Exercise aim » Take every line that has the string "рандомизированных" and copy it out.

— start of Extracted entries —

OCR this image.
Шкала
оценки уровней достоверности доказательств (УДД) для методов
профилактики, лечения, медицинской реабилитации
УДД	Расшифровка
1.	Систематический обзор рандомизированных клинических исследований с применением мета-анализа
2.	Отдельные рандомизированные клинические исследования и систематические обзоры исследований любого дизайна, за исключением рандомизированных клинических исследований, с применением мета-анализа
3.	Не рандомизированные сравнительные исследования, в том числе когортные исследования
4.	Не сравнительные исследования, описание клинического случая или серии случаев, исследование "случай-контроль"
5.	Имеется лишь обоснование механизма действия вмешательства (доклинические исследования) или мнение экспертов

— end of Extracted entries —
— start of Extracted entries —

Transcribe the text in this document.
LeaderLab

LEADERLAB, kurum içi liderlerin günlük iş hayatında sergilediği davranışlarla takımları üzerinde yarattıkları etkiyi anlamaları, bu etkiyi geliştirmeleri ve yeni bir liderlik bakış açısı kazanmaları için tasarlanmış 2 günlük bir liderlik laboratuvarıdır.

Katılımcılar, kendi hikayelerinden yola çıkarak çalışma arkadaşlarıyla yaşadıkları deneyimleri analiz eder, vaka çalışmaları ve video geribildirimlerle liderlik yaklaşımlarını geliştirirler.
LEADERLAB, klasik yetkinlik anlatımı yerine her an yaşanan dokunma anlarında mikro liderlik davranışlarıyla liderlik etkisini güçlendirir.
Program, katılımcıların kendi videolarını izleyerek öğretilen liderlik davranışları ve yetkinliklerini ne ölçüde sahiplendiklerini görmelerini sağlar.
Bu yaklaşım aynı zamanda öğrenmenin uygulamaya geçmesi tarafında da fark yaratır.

— end of Extracted entries —

Written response »
1.	Систематический обзор рандомизированных клинических исследований с применением мета-анализа
2.	Отдельные рандомизированные клинические исследования и систематические обзоры исследований любого дизайна, за исключением рандомизированных клинических исследований, с применением мета-анализа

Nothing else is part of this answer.